↓
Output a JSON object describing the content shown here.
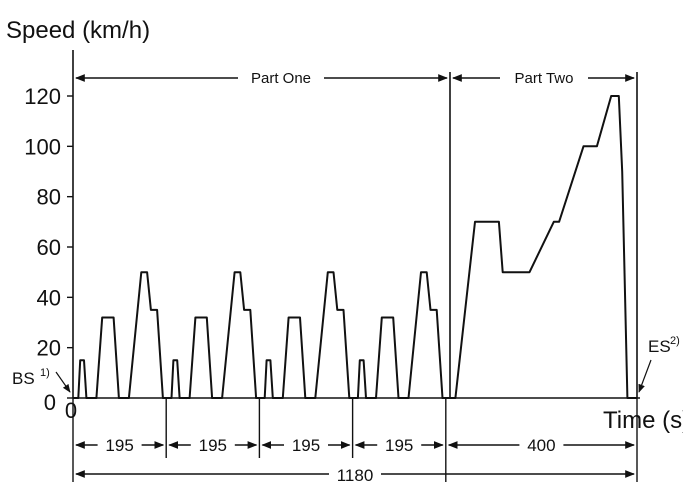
{
  "chart_data": {
    "type": "line",
    "title": "",
    "ylabel": "Speed (km/h)",
    "xlabel": "Time (s)",
    "ylim": [
      0,
      130
    ],
    "xlim": [
      0,
      1180
    ],
    "yticks": [
      "0",
      "20",
      "40",
      "60",
      "80",
      "100",
      "120"
    ],
    "ytick_values": [
      0,
      20,
      40,
      60,
      80,
      100,
      120
    ],
    "x_origin_label": "0",
    "grid": false,
    "series": [
      {
        "x": [
          0,
          11,
          15,
          23,
          28,
          49,
          61,
          85,
          96,
          117,
          143,
          155,
          163,
          176,
          188,
          195,
          206,
          210,
          218,
          223,
          244,
          256,
          280,
          291,
          312,
          338,
          350,
          358,
          371,
          383,
          390,
          401,
          405,
          413,
          418,
          439,
          451,
          475,
          486,
          507,
          533,
          545,
          553,
          566,
          578,
          585,
          596,
          600,
          608,
          613,
          634,
          646,
          670,
          681,
          702,
          728,
          740,
          748,
          761,
          773,
          780,
          800,
          841,
          891,
          899,
          955,
          1006,
          1017,
          1068,
          1096,
          1126,
          1142,
          1149,
          1160,
          1180
        ],
        "y": [
          0,
          0,
          15,
          15,
          0,
          0,
          32,
          32,
          0,
          0,
          50,
          50,
          35,
          35,
          0,
          0,
          0,
          15,
          15,
          0,
          0,
          32,
          32,
          0,
          0,
          50,
          50,
          35,
          35,
          0,
          0,
          0,
          15,
          15,
          0,
          0,
          32,
          32,
          0,
          0,
          50,
          50,
          35,
          35,
          0,
          0,
          0,
          15,
          15,
          0,
          0,
          32,
          32,
          0,
          0,
          50,
          50,
          35,
          35,
          0,
          0,
          0,
          70,
          70,
          50,
          50,
          70,
          70,
          100,
          100,
          120,
          120,
          90,
          0,
          0
        ]
      }
    ],
    "annotations": {
      "part_one": "Part One",
      "part_two": "Part Two",
      "bs": "BS",
      "bs_sup": "1)",
      "es": "ES",
      "es_sup": "2)"
    },
    "segments": [
      {
        "label": "195",
        "start": 0,
        "end": 195
      },
      {
        "label": "195",
        "start": 195,
        "end": 390
      },
      {
        "label": "195",
        "start": 390,
        "end": 585
      },
      {
        "label": "195",
        "start": 585,
        "end": 780
      },
      {
        "label": "400",
        "start": 780,
        "end": 1180
      }
    ],
    "total": {
      "label": "1180",
      "start": 0,
      "end": 1180
    },
    "part_boundary": 780
  }
}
↑
Aim: Copy out all the entries exactly. Images stay out of the copy.

Complete response:
Output a JSON object describing the content shown here.
{
  "chart_data": {
    "type": "line",
    "title": "",
    "ylabel": "Speed (km/h)",
    "xlabel": "Time (s)",
    "ylim": [
      0,
      130
    ],
    "xlim": [
      0,
      1180
    ],
    "yticks": [
      "0",
      "20",
      "40",
      "60",
      "80",
      "100",
      "120"
    ],
    "ytick_values": [
      0,
      20,
      40,
      60,
      80,
      100,
      120
    ],
    "x_origin_label": "0",
    "grid": false,
    "series": [
      {
        "x": [
          0,
          11,
          15,
          23,
          28,
          49,
          61,
          85,
          96,
          117,
          143,
          155,
          163,
          176,
          188,
          195,
          206,
          210,
          218,
          223,
          244,
          256,
          280,
          291,
          312,
          338,
          350,
          358,
          371,
          383,
          390,
          401,
          405,
          413,
          418,
          439,
          451,
          475,
          486,
          507,
          533,
          545,
          553,
          566,
          578,
          585,
          596,
          600,
          608,
          613,
          634,
          646,
          670,
          681,
          702,
          728,
          740,
          748,
          761,
          773,
          780,
          800,
          841,
          891,
          899,
          955,
          1006,
          1017,
          1068,
          1096,
          1126,
          1142,
          1149,
          1160,
          1180
        ],
        "y": [
          0,
          0,
          15,
          15,
          0,
          0,
          32,
          32,
          0,
          0,
          50,
          50,
          35,
          35,
          0,
          0,
          0,
          15,
          15,
          0,
          0,
          32,
          32,
          0,
          0,
          50,
          50,
          35,
          35,
          0,
          0,
          0,
          15,
          15,
          0,
          0,
          32,
          32,
          0,
          0,
          50,
          50,
          35,
          35,
          0,
          0,
          0,
          15,
          15,
          0,
          0,
          32,
          32,
          0,
          0,
          50,
          50,
          35,
          35,
          0,
          0,
          0,
          70,
          70,
          50,
          50,
          70,
          70,
          100,
          100,
          120,
          120,
          90,
          0,
          0
        ]
      }
    ],
    "annotations": {
      "part_one": "Part One",
      "part_two": "Part Two",
      "bs": "BS",
      "bs_sup": "1)",
      "es": "ES",
      "es_sup": "2)"
    },
    "segments": [
      {
        "label": "195",
        "start": 0,
        "end": 195
      },
      {
        "label": "195",
        "start": 195,
        "end": 390
      },
      {
        "label": "195",
        "start": 390,
        "end": 585
      },
      {
        "label": "195",
        "start": 585,
        "end": 780
      },
      {
        "label": "400",
        "start": 780,
        "end": 1180
      }
    ],
    "total": {
      "label": "1180",
      "start": 0,
      "end": 1180
    },
    "part_boundary": 780
  }
}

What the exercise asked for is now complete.